Records from a collection

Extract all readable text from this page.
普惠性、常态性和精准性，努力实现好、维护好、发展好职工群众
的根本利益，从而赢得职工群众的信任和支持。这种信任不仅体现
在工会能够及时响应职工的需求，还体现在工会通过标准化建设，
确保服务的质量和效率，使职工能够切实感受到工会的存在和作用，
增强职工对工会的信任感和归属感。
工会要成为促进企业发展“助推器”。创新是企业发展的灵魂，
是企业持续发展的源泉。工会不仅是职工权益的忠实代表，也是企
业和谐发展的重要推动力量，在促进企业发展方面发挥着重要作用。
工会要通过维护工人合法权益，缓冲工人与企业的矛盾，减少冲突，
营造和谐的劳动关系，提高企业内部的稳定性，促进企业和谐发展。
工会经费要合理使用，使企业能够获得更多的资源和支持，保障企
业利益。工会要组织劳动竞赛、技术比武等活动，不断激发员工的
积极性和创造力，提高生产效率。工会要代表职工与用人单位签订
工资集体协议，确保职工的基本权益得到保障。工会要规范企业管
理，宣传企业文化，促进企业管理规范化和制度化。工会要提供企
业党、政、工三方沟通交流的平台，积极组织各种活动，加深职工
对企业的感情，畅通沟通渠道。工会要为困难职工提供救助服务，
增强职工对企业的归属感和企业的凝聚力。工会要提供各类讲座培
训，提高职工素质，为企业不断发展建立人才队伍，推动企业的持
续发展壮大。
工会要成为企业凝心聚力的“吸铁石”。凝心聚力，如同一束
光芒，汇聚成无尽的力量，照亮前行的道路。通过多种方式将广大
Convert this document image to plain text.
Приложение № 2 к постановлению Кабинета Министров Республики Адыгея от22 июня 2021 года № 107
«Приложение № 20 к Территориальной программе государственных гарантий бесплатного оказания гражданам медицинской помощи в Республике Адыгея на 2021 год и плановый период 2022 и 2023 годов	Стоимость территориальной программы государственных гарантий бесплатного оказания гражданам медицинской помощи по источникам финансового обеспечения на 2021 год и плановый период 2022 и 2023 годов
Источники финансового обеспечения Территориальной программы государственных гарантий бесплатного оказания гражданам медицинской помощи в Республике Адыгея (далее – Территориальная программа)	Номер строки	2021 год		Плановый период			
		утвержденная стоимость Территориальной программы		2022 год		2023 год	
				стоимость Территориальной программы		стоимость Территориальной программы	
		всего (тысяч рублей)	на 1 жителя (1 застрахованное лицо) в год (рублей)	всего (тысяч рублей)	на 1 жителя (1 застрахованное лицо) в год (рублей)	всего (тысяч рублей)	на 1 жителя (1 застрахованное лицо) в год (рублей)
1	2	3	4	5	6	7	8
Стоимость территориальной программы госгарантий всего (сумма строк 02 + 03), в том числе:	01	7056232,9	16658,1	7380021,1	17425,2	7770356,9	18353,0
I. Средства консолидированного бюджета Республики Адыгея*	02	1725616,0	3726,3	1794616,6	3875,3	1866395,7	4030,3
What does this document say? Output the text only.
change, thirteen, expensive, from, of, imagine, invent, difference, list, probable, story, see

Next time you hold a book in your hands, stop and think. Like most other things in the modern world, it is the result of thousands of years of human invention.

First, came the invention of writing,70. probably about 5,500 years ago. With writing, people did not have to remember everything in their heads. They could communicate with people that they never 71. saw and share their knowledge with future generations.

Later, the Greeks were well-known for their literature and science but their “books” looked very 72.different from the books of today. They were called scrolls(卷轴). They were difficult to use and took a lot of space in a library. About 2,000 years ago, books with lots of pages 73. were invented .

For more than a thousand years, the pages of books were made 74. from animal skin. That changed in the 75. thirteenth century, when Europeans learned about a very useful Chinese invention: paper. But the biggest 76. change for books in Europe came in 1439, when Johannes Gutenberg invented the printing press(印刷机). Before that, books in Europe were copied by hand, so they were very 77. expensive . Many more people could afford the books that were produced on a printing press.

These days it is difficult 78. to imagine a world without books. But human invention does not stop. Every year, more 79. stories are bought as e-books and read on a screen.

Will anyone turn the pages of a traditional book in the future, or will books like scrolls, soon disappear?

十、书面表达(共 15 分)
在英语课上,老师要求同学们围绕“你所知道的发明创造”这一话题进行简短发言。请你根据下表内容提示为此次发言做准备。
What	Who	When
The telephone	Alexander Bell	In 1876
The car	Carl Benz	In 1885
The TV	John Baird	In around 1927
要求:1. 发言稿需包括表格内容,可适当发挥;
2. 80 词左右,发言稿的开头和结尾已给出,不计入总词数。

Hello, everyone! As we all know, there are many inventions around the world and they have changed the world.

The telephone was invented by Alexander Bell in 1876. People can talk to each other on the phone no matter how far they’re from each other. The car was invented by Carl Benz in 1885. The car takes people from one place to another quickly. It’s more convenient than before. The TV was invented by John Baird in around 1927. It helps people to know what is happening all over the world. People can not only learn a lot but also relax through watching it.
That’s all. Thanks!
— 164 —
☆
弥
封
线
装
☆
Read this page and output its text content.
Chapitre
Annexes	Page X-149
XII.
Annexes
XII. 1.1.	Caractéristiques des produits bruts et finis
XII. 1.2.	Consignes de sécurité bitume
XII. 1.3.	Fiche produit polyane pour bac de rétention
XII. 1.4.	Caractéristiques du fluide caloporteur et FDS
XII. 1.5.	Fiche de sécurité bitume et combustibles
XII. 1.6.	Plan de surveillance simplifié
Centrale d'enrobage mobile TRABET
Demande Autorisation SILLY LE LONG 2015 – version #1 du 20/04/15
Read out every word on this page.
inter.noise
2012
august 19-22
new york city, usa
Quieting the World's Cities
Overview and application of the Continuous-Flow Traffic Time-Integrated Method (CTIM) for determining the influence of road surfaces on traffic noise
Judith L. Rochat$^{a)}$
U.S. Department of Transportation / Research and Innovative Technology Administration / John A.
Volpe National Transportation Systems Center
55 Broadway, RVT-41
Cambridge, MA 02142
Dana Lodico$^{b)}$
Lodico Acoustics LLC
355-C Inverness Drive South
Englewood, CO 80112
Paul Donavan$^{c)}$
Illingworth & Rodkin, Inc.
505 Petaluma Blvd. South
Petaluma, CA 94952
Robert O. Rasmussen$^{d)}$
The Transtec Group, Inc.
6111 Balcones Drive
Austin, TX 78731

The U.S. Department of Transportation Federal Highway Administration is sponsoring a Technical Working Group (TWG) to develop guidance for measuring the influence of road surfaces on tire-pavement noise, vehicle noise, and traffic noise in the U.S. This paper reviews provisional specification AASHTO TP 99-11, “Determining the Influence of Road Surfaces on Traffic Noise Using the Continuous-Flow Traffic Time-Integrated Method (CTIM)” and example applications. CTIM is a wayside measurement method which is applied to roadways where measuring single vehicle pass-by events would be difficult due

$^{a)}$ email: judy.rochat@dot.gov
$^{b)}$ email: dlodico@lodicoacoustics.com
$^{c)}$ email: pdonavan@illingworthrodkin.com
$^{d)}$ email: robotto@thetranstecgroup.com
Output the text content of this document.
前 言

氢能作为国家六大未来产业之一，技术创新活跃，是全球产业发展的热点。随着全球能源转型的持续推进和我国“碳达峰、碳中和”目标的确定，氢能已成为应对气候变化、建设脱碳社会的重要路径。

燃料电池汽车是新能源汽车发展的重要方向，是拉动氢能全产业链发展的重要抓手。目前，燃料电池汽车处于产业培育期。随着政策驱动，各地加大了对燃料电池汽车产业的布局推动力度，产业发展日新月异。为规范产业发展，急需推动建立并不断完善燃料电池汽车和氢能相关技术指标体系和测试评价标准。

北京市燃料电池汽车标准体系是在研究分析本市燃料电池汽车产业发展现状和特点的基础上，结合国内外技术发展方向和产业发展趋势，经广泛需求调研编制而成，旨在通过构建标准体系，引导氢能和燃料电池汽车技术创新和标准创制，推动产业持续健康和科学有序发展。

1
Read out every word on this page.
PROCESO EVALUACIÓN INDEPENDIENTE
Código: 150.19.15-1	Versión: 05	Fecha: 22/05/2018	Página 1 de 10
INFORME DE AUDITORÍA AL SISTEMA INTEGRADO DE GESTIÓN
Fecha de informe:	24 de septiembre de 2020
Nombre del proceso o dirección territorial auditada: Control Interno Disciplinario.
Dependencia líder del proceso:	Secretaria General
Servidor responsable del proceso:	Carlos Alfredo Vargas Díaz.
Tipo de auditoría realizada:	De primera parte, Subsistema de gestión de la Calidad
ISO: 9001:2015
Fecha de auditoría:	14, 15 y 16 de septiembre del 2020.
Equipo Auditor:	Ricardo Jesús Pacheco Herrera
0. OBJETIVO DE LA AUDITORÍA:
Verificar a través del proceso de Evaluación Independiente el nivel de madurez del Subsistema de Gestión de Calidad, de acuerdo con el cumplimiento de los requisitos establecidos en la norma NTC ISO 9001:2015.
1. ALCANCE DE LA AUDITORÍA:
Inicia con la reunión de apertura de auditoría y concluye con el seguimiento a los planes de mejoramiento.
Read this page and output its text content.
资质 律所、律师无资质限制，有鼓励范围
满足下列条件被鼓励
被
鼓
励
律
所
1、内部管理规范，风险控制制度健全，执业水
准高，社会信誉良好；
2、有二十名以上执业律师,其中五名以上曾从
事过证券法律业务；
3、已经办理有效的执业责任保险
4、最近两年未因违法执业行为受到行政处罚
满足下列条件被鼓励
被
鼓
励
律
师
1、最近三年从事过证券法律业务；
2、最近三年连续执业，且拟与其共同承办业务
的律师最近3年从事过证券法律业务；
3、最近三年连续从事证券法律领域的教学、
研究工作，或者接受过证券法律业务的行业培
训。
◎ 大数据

**Exercise details:** Find "telephone". Copy every line it occurs in.

**Final answer:**
The telephone	Alexander Bell	In 1876
The telephone was invented by Alexander Bell in 1876. People can talk to each other on the phone no matter how far they’re from each other. The car was invented by Carl Benz in 1885. The car takes people from one place to another quickly. It’s more convenient than before. The TV was invented by John Baird in around 1927. It helps people to know what is happening all over the world. People can not only learn a lot but also relax through watching it.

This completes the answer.